### Exercise details
Repeat every line of the listing below exactly, minus the pictures.

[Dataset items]
╭──
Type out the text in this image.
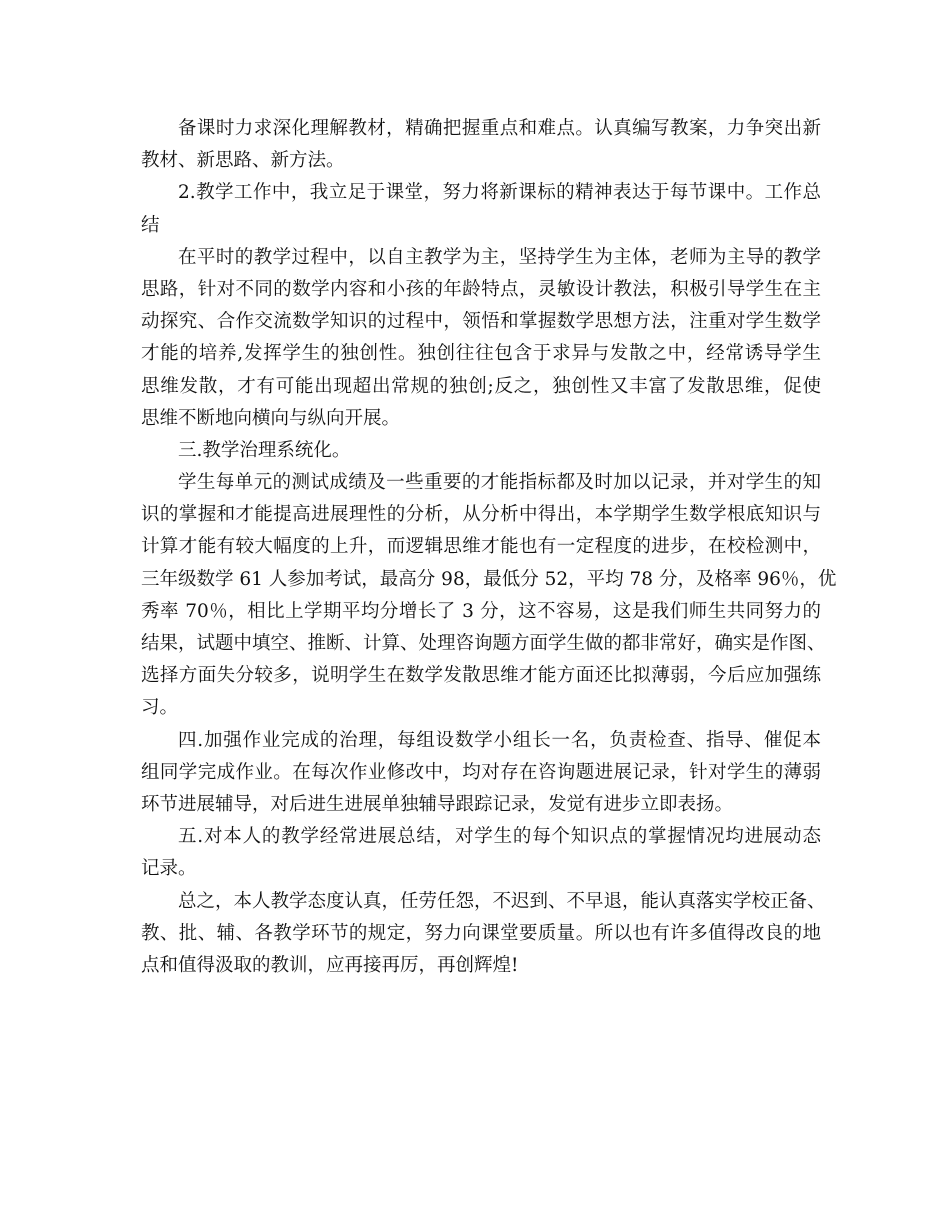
备课时力求深化理解教材，精确把握重点和难点。认真编写教案，力争突出新
教材、新思路、新方法。
2.教学工作中，我立足于课堂，努力将新课标的精神表达于每节课中。工作总
结
在平时的教学过程中，以自主教学为主，坚持学生为主体，老师为主导的教学
思路，针对不同的数学内容和小孩的年龄特点，灵敏设计教法，积极引导学生在主
动探究、合作交流数学知识的过程中，领悟和掌握数学思想方法，注重对学生数学
才能的培养,发挥学生的独创性。独创往往包含于求异与发散之中，经常诱导学生
思维发散，才有可能出现超出常规的独创;反之，独创性又丰富了发散思维，促使
思维不断地向横向与纵向开展。
三.教学治理系统化。
学生每单元的测试成绩及一些重要的才能指标都及时加以记录，并对学生的知
识的掌握和才能提高进展理性的分析，从分析中得出，本学期学生数学根底知识与
计算才能有较大幅度的上升，而逻辑思维才能也有一定程度的进步，在校检测中，
三年级数学 61 人参加考试，最高分 98，最低分 52，平均 78 分，及格率 96％，优
秀率 70％，相比上学期平均分增长了 3 分，这不容易，这是我们师生共同努力的
结果，试题中填空、推断、计算、处理咨询题方面学生做的都非常好，确实是作图、
选择方面失分较多，说明学生在数学发散思维才能方面还比拟薄弱，今后应加强练
习。
四.加强作业完成的治理，每组设数学小组长一名，负责检查、指导、催促本
组同学完成作业。在每次作业修改中，均对存在咨询题进展记录，针对学生的薄弱
环节进展辅导，对后进生进展单独辅导跟踪记录，发觉有进步立即表扬。
五.对本人的教学经常进展总结，对学生的每个知识点的掌握情况均进展动态
记录。
总之，本人教学态度认真，任劳任怨，不迟到、不早退，能认真落实学校正备、
教、批、辅、各教学环节的规定，努力向课堂要质量。所以也有许多值得改良的地
点和值得汲取的教训，应再接再厉，再创辉煌!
╰──
### Answer to the problem
Type out the text in this image.
备课时力求深化理解教材，精确把握重点和难点。认真编写教案，力争突出新
教材、新思路、新方法。
2.教学工作中，我立足于课堂，努力将新课标的精神表达于每节课中。工作总
结
在平时的教学过程中，以自主教学为主，坚持学生为主体，老师为主导的教学
思路，针对不同的数学内容和小孩的年龄特点，灵敏设计教法，积极引导学生在主
动探究、合作交流数学知识的过程中，领悟和掌握数学思想方法，注重对学生数学
才能的培养,发挥学生的独创性。独创往往包含于求异与发散之中，经常诱导学生
思维发散，才有可能出现超出常规的独创;反之，独创性又丰富了发散思维，促使
思维不断地向横向与纵向开展。
三.教学治理系统化。
学生每单元的测试成绩及一些重要的才能指标都及时加以记录，并对学生的知
识的掌握和才能提高进展理性的分析，从分析中得出，本学期学生数学根底知识与
计算才能有较大幅度的上升，而逻辑思维才能也有一定程度的进步，在校检测中，
三年级数学 61 人参加考试，最高分 98，最低分 52，平均 78 分，及格率 96％，优
秀率 70％，相比上学期平均分增长了 3 分，这不容易，这是我们师生共同努力的
结果，试题中填空、推断、计算、处理咨询题方面学生做的都非常好，确实是作图、
选择方面失分较多，说明学生在数学发散思维才能方面还比拟薄弱，今后应加强练
习。
四.加强作业完成的治理，每组设数学小组长一名，负责检查、指导、催促本
组同学完成作业。在每次作业修改中，均对存在咨询题进展记录，针对学生的薄弱
环节进展辅导，对后进生进展单独辅导跟踪记录，发觉有进步立即表扬。
五.对本人的教学经常进展总结，对学生的每个知识点的掌握情况均进展动态
记录。
总之，本人教学态度认真，任劳任怨，不迟到、不早退，能认真落实学校正备、
教、批、辅、各教学环节的规定，努力向课堂要质量。所以也有许多值得改良的地
点和值得汲取的教训，应再接再厉，再创辉煌!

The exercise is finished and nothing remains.